====== MATERIAL FOR THIS TASK

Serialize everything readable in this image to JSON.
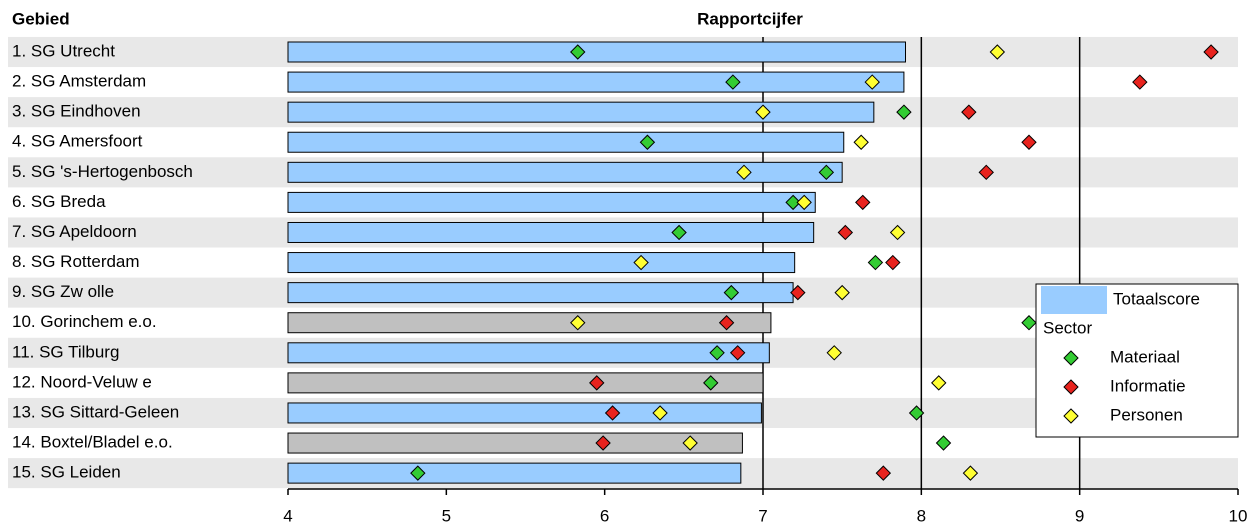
{
  "chart_data": {
    "type": "bar",
    "y_label": "Gebied",
    "x_label": "Rapportcijfer",
    "categories": [
      "1. SG Utrecht",
      "2. SG Amsterdam",
      "3. SG Eindhoven",
      "4. SG Amersfoort",
      "5. SG 's-Hertogenbosch",
      "6. SG Breda",
      "7. SG Apeldoorn",
      "8. SG Rotterdam",
      "9. SG Zw olle",
      "10. Gorinchem e.o.",
      "11. SG Tilburg",
      "12. Noord-Veluw e",
      "13. SG Sittard-Geleen",
      "14. Boxtel/Bladel e.o.",
      "15. SG Leiden"
    ],
    "series": [
      {
        "name": "Totaalscore",
        "kind": "bar",
        "color": "#99ccff",
        "colors": [
          "#99ccff",
          "#99ccff",
          "#99ccff",
          "#99ccff",
          "#99ccff",
          "#99ccff",
          "#99ccff",
          "#99ccff",
          "#99ccff",
          "#c0c0c0",
          "#99ccff",
          "#c0c0c0",
          "#99ccff",
          "#c0c0c0",
          "#99ccff"
        ],
        "values": [
          7.9,
          7.89,
          7.7,
          7.51,
          7.5,
          7.33,
          7.32,
          7.2,
          7.19,
          7.05,
          7.04,
          7.0,
          6.99,
          6.87,
          6.86
        ]
      },
      {
        "name": "Materiaal",
        "kind": "marker",
        "color": "#33cc33",
        "values": [
          5.83,
          6.81,
          7.89,
          6.27,
          7.4,
          7.19,
          6.47,
          7.71,
          6.8,
          8.68,
          6.71,
          6.67,
          7.97,
          8.14,
          4.82
        ]
      },
      {
        "name": "Informatie",
        "kind": "marker",
        "color": "#e8231e",
        "values": [
          9.83,
          9.38,
          8.3,
          8.68,
          8.41,
          7.63,
          7.52,
          7.82,
          7.22,
          6.77,
          6.84,
          5.95,
          6.05,
          5.99,
          7.76
        ]
      },
      {
        "name": "Personen",
        "kind": "marker",
        "color": "#ffff33",
        "values": [
          8.48,
          7.69,
          7.0,
          7.62,
          6.88,
          7.26,
          7.85,
          6.23,
          7.5,
          5.83,
          7.45,
          8.11,
          6.35,
          6.54,
          8.31
        ]
      }
    ],
    "legend_group_title": "Sector",
    "legend": "right",
    "xlim": [
      4,
      10
    ],
    "xticks": [
      4,
      5,
      6,
      7,
      8,
      9,
      10
    ],
    "xgrid": [
      7,
      8,
      9
    ],
    "band_color": "#e8e8e8"
  }
}
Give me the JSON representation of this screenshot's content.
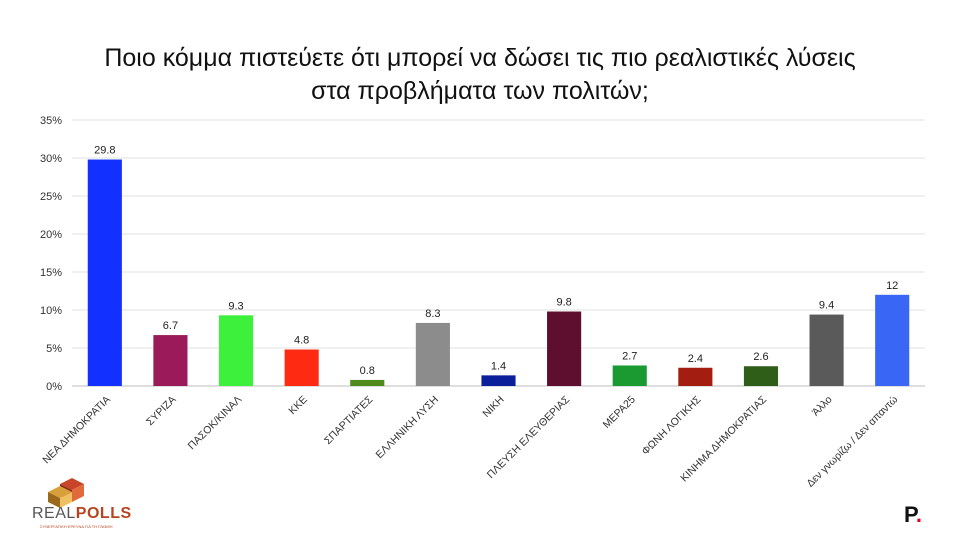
{
  "chart_data": {
    "type": "bar",
    "title_lines": [
      "Ποιο κόμμα πιστεύετε ότι μπορεί να δώσει τις πιο ρεαλιστικές λύσεις",
      "στα προβλήματα των πολιτών;"
    ],
    "categories": [
      "ΝΕΑ ΔΗΜΟΚΡΑΤΙΑ",
      "ΣΥΡΙΖΑ",
      "ΠΑΣΟΚ/ΚΙΝΑΛ",
      "ΚΚΕ",
      "ΣΠΑΡΤΙΑΤΕΣ",
      "ΕΛΛΗΝΙΚΗ ΛΥΣΗ",
      "ΝΙΚΗ",
      "ΠΛΕΥΣΗ ΕΛΕΥΘΕΡΙΑΣ",
      "ΜΕΡΑ25",
      "ΦΩΝΗ ΛΟΓΙΚΗΣ",
      "ΚΙΝΗΜΑ ΔΗΜΟΚΡΑΤΙΑΣ",
      "Άλλο",
      "Δεν γνωρίζω / Δεν απαντώ"
    ],
    "values": [
      29.8,
      6.7,
      9.3,
      4.8,
      0.8,
      8.3,
      1.4,
      9.8,
      2.7,
      2.4,
      2.6,
      9.4,
      12
    ],
    "value_labels": [
      "29.8",
      "6.7",
      "9.3",
      "4.8",
      "0.8",
      "8.3",
      "1.4",
      "9.8",
      "2.7",
      "2.4",
      "2.6",
      "9.4",
      "12"
    ],
    "colors": [
      "#1230ff",
      "#9b1b5a",
      "#3cf03c",
      "#ff2a12",
      "#4e8a1c",
      "#8c8c8c",
      "#0b1f9a",
      "#5e0e2e",
      "#1a9a30",
      "#a31d10",
      "#2e5e18",
      "#5a5a5a",
      "#3a66f6"
    ],
    "ylim": [
      0,
      35
    ],
    "y_ticks": [
      0,
      5,
      10,
      15,
      20,
      25,
      30,
      35
    ],
    "y_tick_labels": [
      "0%",
      "5%",
      "10%",
      "15%",
      "20%",
      "25%",
      "30%",
      "35%"
    ],
    "grid": true,
    "xlabel": "",
    "ylabel": ""
  },
  "logos": {
    "left_text_main": "REAL",
    "left_text_bold": "POLLS",
    "left_tagline": "ΣΥΝΕΡΓΑΤΙΚΗ ΕΡΕΥΝΑ ΓΙΑ ΤΗ ΓΝΩΜΗ",
    "right_letter": "P",
    "right_dot": "."
  }
}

============

** GIVEN INSTRUCTION **
Transcribe the preceding listing in its entirety and with exact wording, leaving out pictures.

** FINAL ANSWER **
Serialize everything readable in this image to JSON.
{
  "chart_data": {
    "type": "bar",
    "y_label": "Gebied",
    "x_label": "Rapportcijfer",
    "categories": [
      "1. SG Utrecht",
      "2. SG Amsterdam",
      "3. SG Eindhoven",
      "4. SG Amersfoort",
      "5. SG 's-Hertogenbosch",
      "6. SG Breda",
      "7. SG Apeldoorn",
      "8. SG Rotterdam",
      "9. SG Zw olle",
      "10. Gorinchem e.o.",
      "11. SG Tilburg",
      "12. Noord-Veluw e",
      "13. SG Sittard-Geleen",
      "14. Boxtel/Bladel e.o.",
      "15. SG Leiden"
    ],
    "series": [
      {
        "name": "Totaalscore",
        "kind": "bar",
        "color": "#99ccff",
        "colors": [
          "#99ccff",
          "#99ccff",
          "#99ccff",
          "#99ccff",
          "#99ccff",
          "#99ccff",
          "#99ccff",
          "#99ccff",
          "#99ccff",
          "#c0c0c0",
          "#99ccff",
          "#c0c0c0",
          "#99ccff",
          "#c0c0c0",
          "#99ccff"
        ],
        "values": [
          7.9,
          7.89,
          7.7,
          7.51,
          7.5,
          7.33,
          7.32,
          7.2,
          7.19,
          7.05,
          7.04,
          7.0,
          6.99,
          6.87,
          6.86
        ]
      },
      {
        "name": "Materiaal",
        "kind": "marker",
        "color": "#33cc33",
        "values": [
          5.83,
          6.81,
          7.89,
          6.27,
          7.4,
          7.19,
          6.47,
          7.71,
          6.8,
          8.68,
          6.71,
          6.67,
          7.97,
          8.14,
          4.82
        ]
      },
      {
        "name": "Informatie",
        "kind": "marker",
        "color": "#e8231e",
        "values": [
          9.83,
          9.38,
          8.3,
          8.68,
          8.41,
          7.63,
          7.52,
          7.82,
          7.22,
          6.77,
          6.84,
          5.95,
          6.05,
          5.99,
          7.76
        ]
      },
      {
        "name": "Personen",
        "kind": "marker",
        "color": "#ffff33",
        "values": [
          8.48,
          7.69,
          7.0,
          7.62,
          6.88,
          7.26,
          7.85,
          6.23,
          7.5,
          5.83,
          7.45,
          8.11,
          6.35,
          6.54,
          8.31
        ]
      }
    ],
    "legend_group_title": "Sector",
    "legend": "right",
    "xlim": [
      4,
      10
    ],
    "xticks": [
      4,
      5,
      6,
      7,
      8,
      9,
      10
    ],
    "xgrid": [
      7,
      8,
      9
    ],
    "band_color": "#e8e8e8"
  }
}
Give me the JSON representation of this screenshot's content.
{
  "chart_data": {
    "type": "bar",
    "title_lines": [
      "Ποιο κόμμα πιστεύετε ότι μπορεί να δώσει τις πιο ρεαλιστικές λύσεις",
      "στα προβλήματα των πολιτών;"
    ],
    "categories": [
      "ΝΕΑ ΔΗΜΟΚΡΑΤΙΑ",
      "ΣΥΡΙΖΑ",
      "ΠΑΣΟΚ/ΚΙΝΑΛ",
      "ΚΚΕ",
      "ΣΠΑΡΤΙΑΤΕΣ",
      "ΕΛΛΗΝΙΚΗ ΛΥΣΗ",
      "ΝΙΚΗ",
      "ΠΛΕΥΣΗ ΕΛΕΥΘΕΡΙΑΣ",
      "ΜΕΡΑ25",
      "ΦΩΝΗ ΛΟΓΙΚΗΣ",
      "ΚΙΝΗΜΑ ΔΗΜΟΚΡΑΤΙΑΣ",
      "Άλλο",
      "Δεν γνωρίζω / Δεν απαντώ"
    ],
    "values": [
      29.8,
      6.7,
      9.3,
      4.8,
      0.8,
      8.3,
      1.4,
      9.8,
      2.7,
      2.4,
      2.6,
      9.4,
      12
    ],
    "value_labels": [
      "29.8",
      "6.7",
      "9.3",
      "4.8",
      "0.8",
      "8.3",
      "1.4",
      "9.8",
      "2.7",
      "2.4",
      "2.6",
      "9.4",
      "12"
    ],
    "colors": [
      "#1230ff",
      "#9b1b5a",
      "#3cf03c",
      "#ff2a12",
      "#4e8a1c",
      "#8c8c8c",
      "#0b1f9a",
      "#5e0e2e",
      "#1a9a30",
      "#a31d10",
      "#2e5e18",
      "#5a5a5a",
      "#3a66f6"
    ],
    "ylim": [
      0,
      35
    ],
    "y_ticks": [
      0,
      5,
      10,
      15,
      20,
      25,
      30,
      35
    ],
    "y_tick_labels": [
      "0%",
      "5%",
      "10%",
      "15%",
      "20%",
      "25%",
      "30%",
      "35%"
    ],
    "grid": true,
    "xlabel": "",
    "ylabel": ""
  },
  "logos": {
    "left_text_main": "REAL",
    "left_text_bold": "POLLS",
    "left_tagline": "ΣΥΝΕΡΓΑΤΙΚΗ ΕΡΕΥΝΑ ΓΙΑ ΤΗ ΓΝΩΜΗ",
    "right_letter": "P",
    "right_dot": "."
  }
}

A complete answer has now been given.